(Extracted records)
○ ○ ○ ○ ○

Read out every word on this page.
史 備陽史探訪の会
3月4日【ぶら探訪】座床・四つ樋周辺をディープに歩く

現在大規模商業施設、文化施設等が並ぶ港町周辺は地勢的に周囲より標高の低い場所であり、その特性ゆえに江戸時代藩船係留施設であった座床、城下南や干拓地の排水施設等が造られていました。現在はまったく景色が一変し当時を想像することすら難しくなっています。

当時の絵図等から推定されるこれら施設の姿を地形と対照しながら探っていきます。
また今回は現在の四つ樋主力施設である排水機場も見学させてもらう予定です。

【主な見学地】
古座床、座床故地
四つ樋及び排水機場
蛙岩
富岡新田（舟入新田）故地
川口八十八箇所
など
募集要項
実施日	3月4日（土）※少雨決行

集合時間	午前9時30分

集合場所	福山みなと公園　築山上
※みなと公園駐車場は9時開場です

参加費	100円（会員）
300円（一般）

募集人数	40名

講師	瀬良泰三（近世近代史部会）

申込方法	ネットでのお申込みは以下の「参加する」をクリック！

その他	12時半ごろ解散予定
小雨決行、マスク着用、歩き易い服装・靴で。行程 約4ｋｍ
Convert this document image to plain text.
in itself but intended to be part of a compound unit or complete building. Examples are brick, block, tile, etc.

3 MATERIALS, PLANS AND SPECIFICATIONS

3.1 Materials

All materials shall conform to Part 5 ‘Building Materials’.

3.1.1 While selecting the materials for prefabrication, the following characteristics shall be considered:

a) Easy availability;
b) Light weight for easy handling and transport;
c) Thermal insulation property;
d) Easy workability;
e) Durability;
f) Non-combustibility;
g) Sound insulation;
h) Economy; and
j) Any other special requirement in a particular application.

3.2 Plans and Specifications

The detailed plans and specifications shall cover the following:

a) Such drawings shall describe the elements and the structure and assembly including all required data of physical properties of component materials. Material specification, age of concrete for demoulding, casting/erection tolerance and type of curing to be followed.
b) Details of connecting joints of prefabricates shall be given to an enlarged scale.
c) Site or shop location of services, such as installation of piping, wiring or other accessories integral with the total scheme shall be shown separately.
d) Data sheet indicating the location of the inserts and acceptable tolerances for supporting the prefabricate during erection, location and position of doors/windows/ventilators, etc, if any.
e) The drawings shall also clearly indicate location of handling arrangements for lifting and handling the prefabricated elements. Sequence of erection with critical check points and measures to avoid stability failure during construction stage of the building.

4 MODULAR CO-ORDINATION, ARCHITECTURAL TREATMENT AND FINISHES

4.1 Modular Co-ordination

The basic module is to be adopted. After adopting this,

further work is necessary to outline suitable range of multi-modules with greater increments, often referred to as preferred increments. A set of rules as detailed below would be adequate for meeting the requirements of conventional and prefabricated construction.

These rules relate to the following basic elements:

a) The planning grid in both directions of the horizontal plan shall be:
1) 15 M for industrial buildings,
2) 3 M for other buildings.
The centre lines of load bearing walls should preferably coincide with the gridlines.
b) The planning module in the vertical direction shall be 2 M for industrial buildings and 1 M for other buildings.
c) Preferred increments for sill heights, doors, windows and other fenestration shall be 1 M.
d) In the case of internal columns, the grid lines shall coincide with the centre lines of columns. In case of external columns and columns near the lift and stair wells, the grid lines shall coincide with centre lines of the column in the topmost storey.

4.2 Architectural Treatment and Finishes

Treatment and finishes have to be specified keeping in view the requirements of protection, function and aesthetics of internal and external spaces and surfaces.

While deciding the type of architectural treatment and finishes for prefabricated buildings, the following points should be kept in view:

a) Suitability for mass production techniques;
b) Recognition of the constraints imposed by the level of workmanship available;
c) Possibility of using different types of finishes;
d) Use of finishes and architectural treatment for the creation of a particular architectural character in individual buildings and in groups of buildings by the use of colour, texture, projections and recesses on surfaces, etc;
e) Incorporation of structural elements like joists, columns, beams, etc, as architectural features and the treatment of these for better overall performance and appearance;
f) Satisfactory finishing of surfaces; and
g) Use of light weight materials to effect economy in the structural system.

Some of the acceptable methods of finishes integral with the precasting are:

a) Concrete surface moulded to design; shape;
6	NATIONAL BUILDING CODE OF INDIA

○ ○ ○ ○ ○

• Task:
In the records above, locate every line with the string "erection" and copy it.

• Result of the exercise:
a) Such drawings shall describe the elements and the structure and assembly including all required data of physical properties of component materials. Material specification, age of concrete for demoulding, casting/erection tolerance and type of curing to be followed.
d) Data sheet indicating the location of the inserts and acceptable tolerances for supporting the prefabricate during erection, location and position of doors/windows/ventilators, etc, if any.
e) The drawings shall also clearly indicate location of handling arrangements for lifting and handling the prefabricated elements. Sequence of erection with critical check points and measures to avoid stability failure during construction stage of the building.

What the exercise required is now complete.